When this leaf was rebound and stamped after being displayed in the nineteenth century, Finberg’s 1909 Inventory sequence, clear from his descriptive title for the recto and uninformative note ‘Drawing on reverse’ for the verso, was disrupted. The present page was, by the implication of its ‘a’ suffix in his Inventory, the verso in his estimation, but it has since been bound as the recto and stamped as ‘74’. What is now the verso (D14457) was evidently, by its subject and more light-affected condition, the exhibited side. For a discussion of the twelve leaves removed and restored in this way, see the technical notes in the sketchbook’s Introduction.
Finberg subsequently made a separate note against his 1909 Inventory entry, bracketing ‘reverse [sic] of 73’ with the present page, now numbering it ‘74’ and describing it as ‘P. Tiepolo (now Papadopoli) with P. Businello. Part of V. from To S. Benedetto. cf. Farnley Hall w. cr’.2 The drawing should be continuous with D14455 (noted at the start of this entry), but the latter is now misbound as folio 73 recto, rather than inverted on the verso to match up with the present part of the view. Finberg reproduced them as a composite image in his 1930 book In Venice with Turner, where he listed them as ‘p. 73, 74’;3 in the plate they are untitled as such, but reproduced above the composition derived from them, captioned: ‘The Rialto, 1820. Water-colour in the collection of Major F.H. Fawkes. With the pencil sketch from nature’.4
This page was a source both for the watercolour The Rialto, Venice (Indianapolis Museum of Art)5 which Turner made in 1820 or 1821 for his friend and major patron Walter Fawkes of Farnley Hall in Yorkshire,6 and to a lesser extent the vertical-format oil painting The Grand Canal, Venice, exhibited at the Royal Academy in 1837 (Huntington Library, Art Collections, and Botanical Gardens, San Marino, California).7 Both are discussed in detail under D14455, the main body of the prospect, where similar views are also noted. Finberg observed that the pencil study was ‘more accurate’ that the Fawkes watercolour; he described in particular a ‘curious blunder in the upper part of the façade of the Coccina Tiepolo palace (now the Papadopoli) on the left’:
The wide Venetian window in the centre of the upper stage of this building is correctly drawn in Turner’s pencil sketch but in the water-colour it has been carried above the architrave into the entablature. ... The building, too, seems to be detached from its front in a curious way.8
Turner may have been distracted in developing this part of the watercolour by the need to fit the architecture around the arcing shapes of the large sails which had impeded his view of this part of the waterfront while making his sketch; they are faithfully retained in the finished composition. His view of buildings near the Rialto on the verso (D14457) was similarly impeded.

Information shown:
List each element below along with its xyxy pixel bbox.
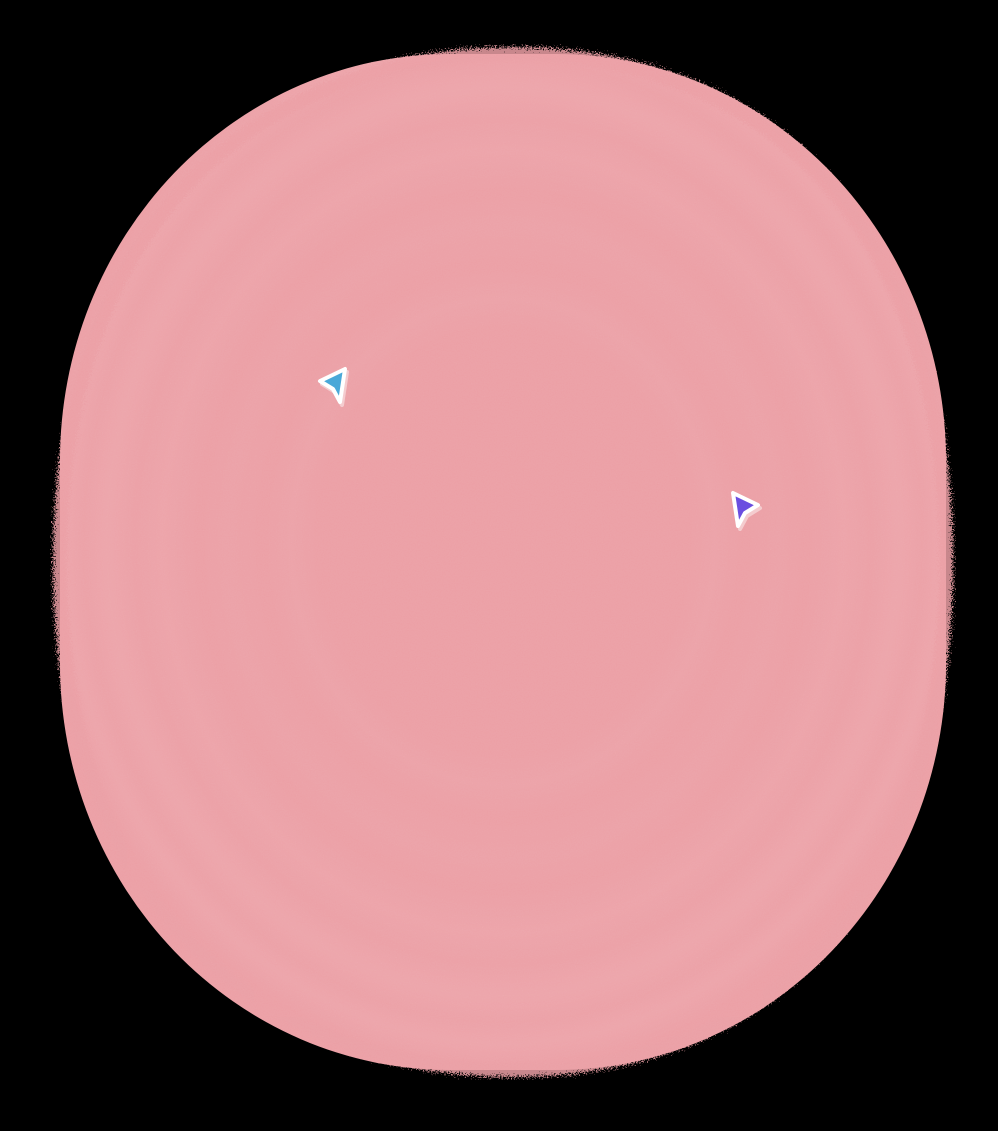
pink-squircle-shape[interactable] (52, 46, 954, 1078)
squircle-fill (60, 54, 946, 1070)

Problem statement: In the catalogue note on Turner's Rialto sketch, in what year was the oil painting The Grand Canal, Venice exhibited at the Royal Academy?

The output: 1837